**EXERCISE GOAL:** Write out every record below exactly as it appears, omitting the pictures.

**EXTRACTED DATA:**
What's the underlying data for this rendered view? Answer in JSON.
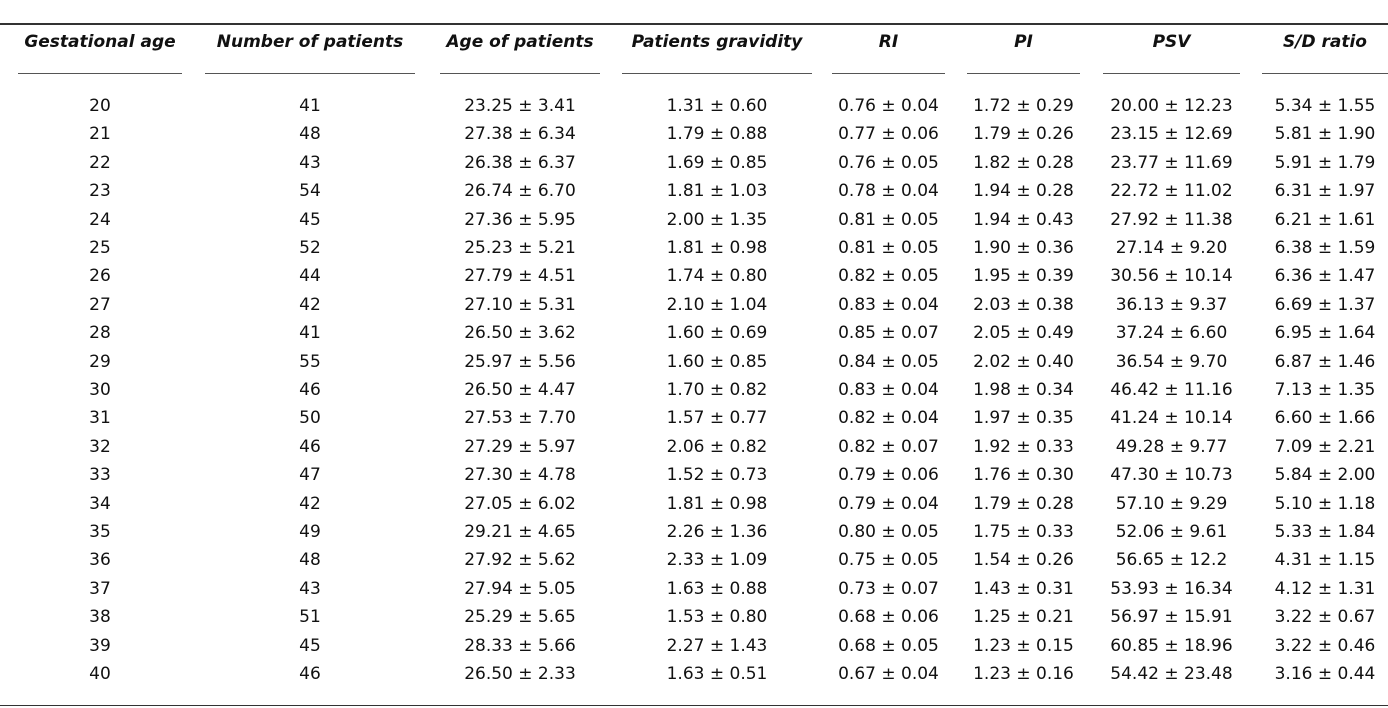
{
  "table": {
    "headers": [
      "Gestational age",
      "Number of patients",
      "Age of patients",
      "Patients gravidity",
      "RI",
      "PI",
      "PSV",
      "S/D ratio"
    ],
    "rows": [
      [
        "20",
        "41",
        "23.25 ± 3.41",
        "1.31 ± 0.60",
        "0.76 ± 0.04",
        "1.72 ± 0.29",
        "20.00 ± 12.23",
        "5.34 ± 1.55"
      ],
      [
        "21",
        "48",
        "27.38 ± 6.34",
        "1.79 ± 0.88",
        "0.77 ± 0.06",
        "1.79 ± 0.26",
        "23.15 ± 12.69",
        "5.81 ± 1.90"
      ],
      [
        "22",
        "43",
        "26.38 ± 6.37",
        "1.69 ± 0.85",
        "0.76 ± 0.05",
        "1.82 ± 0.28",
        "23.77 ± 11.69",
        "5.91 ± 1.79"
      ],
      [
        "23",
        "54",
        "26.74 ± 6.70",
        "1.81 ± 1.03",
        "0.78 ± 0.04",
        "1.94 ± 0.28",
        "22.72 ± 11.02",
        "6.31 ± 1.97"
      ],
      [
        "24",
        "45",
        "27.36 ± 5.95",
        "2.00 ± 1.35",
        "0.81 ± 0.05",
        "1.94 ± 0.43",
        "27.92 ± 11.38",
        "6.21 ± 1.61"
      ],
      [
        "25",
        "52",
        "25.23 ± 5.21",
        "1.81 ± 0.98",
        "0.81 ± 0.05",
        "1.90 ± 0.36",
        "27.14 ± 9.20",
        "6.38 ± 1.59"
      ],
      [
        "26",
        "44",
        "27.79 ± 4.51",
        "1.74 ± 0.80",
        "0.82 ± 0.05",
        "1.95 ± 0.39",
        "30.56 ± 10.14",
        "6.36 ± 1.47"
      ],
      [
        "27",
        "42",
        "27.10 ± 5.31",
        "2.10 ± 1.04",
        "0.83 ± 0.04",
        "2.03 ± 0.38",
        "36.13 ± 9.37",
        "6.69 ± 1.37"
      ],
      [
        "28",
        "41",
        "26.50 ± 3.62",
        "1.60 ± 0.69",
        "0.85 ± 0.07",
        "2.05 ± 0.49",
        "37.24 ± 6.60",
        "6.95 ± 1.64"
      ],
      [
        "29",
        "55",
        "25.97 ± 5.56",
        "1.60 ± 0.85",
        "0.84 ± 0.05",
        "2.02 ± 0.40",
        "36.54 ± 9.70",
        "6.87 ± 1.46"
      ],
      [
        "30",
        "46",
        "26.50 ± 4.47",
        "1.70 ± 0.82",
        "0.83 ± 0.04",
        "1.98 ± 0.34",
        "46.42 ± 11.16",
        "7.13 ± 1.35"
      ],
      [
        "31",
        "50",
        "27.53 ± 7.70",
        "1.57 ± 0.77",
        "0.82 ± 0.04",
        "1.97 ± 0.35",
        "41.24 ± 10.14",
        "6.60 ± 1.66"
      ],
      [
        "32",
        "46",
        "27.29 ± 5.97",
        "2.06 ± 0.82",
        "0.82 ± 0.07",
        "1.92 ± 0.33",
        "49.28 ± 9.77",
        "7.09 ± 2.21"
      ],
      [
        "33",
        "47",
        "27.30 ± 4.78",
        "1.52 ± 0.73",
        "0.79 ± 0.06",
        "1.76 ± 0.30",
        "47.30 ± 10.73",
        "5.84 ± 2.00"
      ],
      [
        "34",
        "42",
        "27.05 ± 6.02",
        "1.81 ± 0.98",
        "0.79 ± 0.04",
        "1.79 ± 0.28",
        "57.10 ± 9.29",
        "5.10 ± 1.18"
      ],
      [
        "35",
        "49",
        "29.21 ± 4.65",
        "2.26 ± 1.36",
        "0.80 ± 0.05",
        "1.75 ± 0.33",
        "52.06 ± 9.61",
        "5.33 ± 1.84"
      ],
      [
        "36",
        "48",
        "27.92 ± 5.62",
        "2.33 ± 1.09",
        "0.75 ± 0.05",
        "1.54 ± 0.26",
        "56.65 ± 12.2",
        "4.31 ± 1.15"
      ],
      [
        "37",
        "43",
        "27.94 ± 5.05",
        "1.63 ± 0.88",
        "0.73 ± 0.07",
        "1.43 ± 0.31",
        "53.93 ± 16.34",
        "4.12 ± 1.31"
      ],
      [
        "38",
        "51",
        "25.29 ± 5.65",
        "1.53 ± 0.80",
        "0.68 ± 0.06",
        "1.25 ± 0.21",
        "56.97 ± 15.91",
        "3.22 ± 0.67"
      ],
      [
        "39",
        "45",
        "28.33 ± 5.66",
        "2.27 ± 1.43",
        "0.68 ± 0.05",
        "1.23 ± 0.15",
        "60.85 ± 18.96",
        "3.22 ± 0.46"
      ],
      [
        "40",
        "46",
        "26.50 ± 2.33",
        "1.63 ± 0.51",
        "0.67 ± 0.04",
        "1.23 ± 0.16",
        "54.42 ± 23.48",
        "3.16 ± 0.44"
      ]
    ]
  }
}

**SOLUTION:**
What's the underlying data for this rendered view? Answer in JSON.
{
  "table": {
    "headers": [
      "Gestational age",
      "Number of patients",
      "Age of patients",
      "Patients gravidity",
      "RI",
      "PI",
      "PSV",
      "S/D ratio"
    ],
    "rows": [
      [
        "20",
        "41",
        "23.25 ± 3.41",
        "1.31 ± 0.60",
        "0.76 ± 0.04",
        "1.72 ± 0.29",
        "20.00 ± 12.23",
        "5.34 ± 1.55"
      ],
      [
        "21",
        "48",
        "27.38 ± 6.34",
        "1.79 ± 0.88",
        "0.77 ± 0.06",
        "1.79 ± 0.26",
        "23.15 ± 12.69",
        "5.81 ± 1.90"
      ],
      [
        "22",
        "43",
        "26.38 ± 6.37",
        "1.69 ± 0.85",
        "0.76 ± 0.05",
        "1.82 ± 0.28",
        "23.77 ± 11.69",
        "5.91 ± 1.79"
      ],
      [
        "23",
        "54",
        "26.74 ± 6.70",
        "1.81 ± 1.03",
        "0.78 ± 0.04",
        "1.94 ± 0.28",
        "22.72 ± 11.02",
        "6.31 ± 1.97"
      ],
      [
        "24",
        "45",
        "27.36 ± 5.95",
        "2.00 ± 1.35",
        "0.81 ± 0.05",
        "1.94 ± 0.43",
        "27.92 ± 11.38",
        "6.21 ± 1.61"
      ],
      [
        "25",
        "52",
        "25.23 ± 5.21",
        "1.81 ± 0.98",
        "0.81 ± 0.05",
        "1.90 ± 0.36",
        "27.14 ± 9.20",
        "6.38 ± 1.59"
      ],
      [
        "26",
        "44",
        "27.79 ± 4.51",
        "1.74 ± 0.80",
        "0.82 ± 0.05",
        "1.95 ± 0.39",
        "30.56 ± 10.14",
        "6.36 ± 1.47"
      ],
      [
        "27",
        "42",
        "27.10 ± 5.31",
        "2.10 ± 1.04",
        "0.83 ± 0.04",
        "2.03 ± 0.38",
        "36.13 ± 9.37",
        "6.69 ± 1.37"
      ],
      [
        "28",
        "41",
        "26.50 ± 3.62",
        "1.60 ± 0.69",
        "0.85 ± 0.07",
        "2.05 ± 0.49",
        "37.24 ± 6.60",
        "6.95 ± 1.64"
      ],
      [
        "29",
        "55",
        "25.97 ± 5.56",
        "1.60 ± 0.85",
        "0.84 ± 0.05",
        "2.02 ± 0.40",
        "36.54 ± 9.70",
        "6.87 ± 1.46"
      ],
      [
        "30",
        "46",
        "26.50 ± 4.47",
        "1.70 ± 0.82",
        "0.83 ± 0.04",
        "1.98 ± 0.34",
        "46.42 ± 11.16",
        "7.13 ± 1.35"
      ],
      [
        "31",
        "50",
        "27.53 ± 7.70",
        "1.57 ± 0.77",
        "0.82 ± 0.04",
        "1.97 ± 0.35",
        "41.24 ± 10.14",
        "6.60 ± 1.66"
      ],
      [
        "32",
        "46",
        "27.29 ± 5.97",
        "2.06 ± 0.82",
        "0.82 ± 0.07",
        "1.92 ± 0.33",
        "49.28 ± 9.77",
        "7.09 ± 2.21"
      ],
      [
        "33",
        "47",
        "27.30 ± 4.78",
        "1.52 ± 0.73",
        "0.79 ± 0.06",
        "1.76 ± 0.30",
        "47.30 ± 10.73",
        "5.84 ± 2.00"
      ],
      [
        "34",
        "42",
        "27.05 ± 6.02",
        "1.81 ± 0.98",
        "0.79 ± 0.04",
        "1.79 ± 0.28",
        "57.10 ± 9.29",
        "5.10 ± 1.18"
      ],
      [
        "35",
        "49",
        "29.21 ± 4.65",
        "2.26 ± 1.36",
        "0.80 ± 0.05",
        "1.75 ± 0.33",
        "52.06 ± 9.61",
        "5.33 ± 1.84"
      ],
      [
        "36",
        "48",
        "27.92 ± 5.62",
        "2.33 ± 1.09",
        "0.75 ± 0.05",
        "1.54 ± 0.26",
        "56.65 ± 12.2",
        "4.31 ± 1.15"
      ],
      [
        "37",
        "43",
        "27.94 ± 5.05",
        "1.63 ± 0.88",
        "0.73 ± 0.07",
        "1.43 ± 0.31",
        "53.93 ± 16.34",
        "4.12 ± 1.31"
      ],
      [
        "38",
        "51",
        "25.29 ± 5.65",
        "1.53 ± 0.80",
        "0.68 ± 0.06",
        "1.25 ± 0.21",
        "56.97 ± 15.91",
        "3.22 ± 0.67"
      ],
      [
        "39",
        "45",
        "28.33 ± 5.66",
        "2.27 ± 1.43",
        "0.68 ± 0.05",
        "1.23 ± 0.15",
        "60.85 ± 18.96",
        "3.22 ± 0.46"
      ],
      [
        "40",
        "46",
        "26.50 ± 2.33",
        "1.63 ± 0.51",
        "0.67 ± 0.04",
        "1.23 ± 0.16",
        "54.42 ± 23.48",
        "3.16 ± 0.44"
      ]
    ]
  }
}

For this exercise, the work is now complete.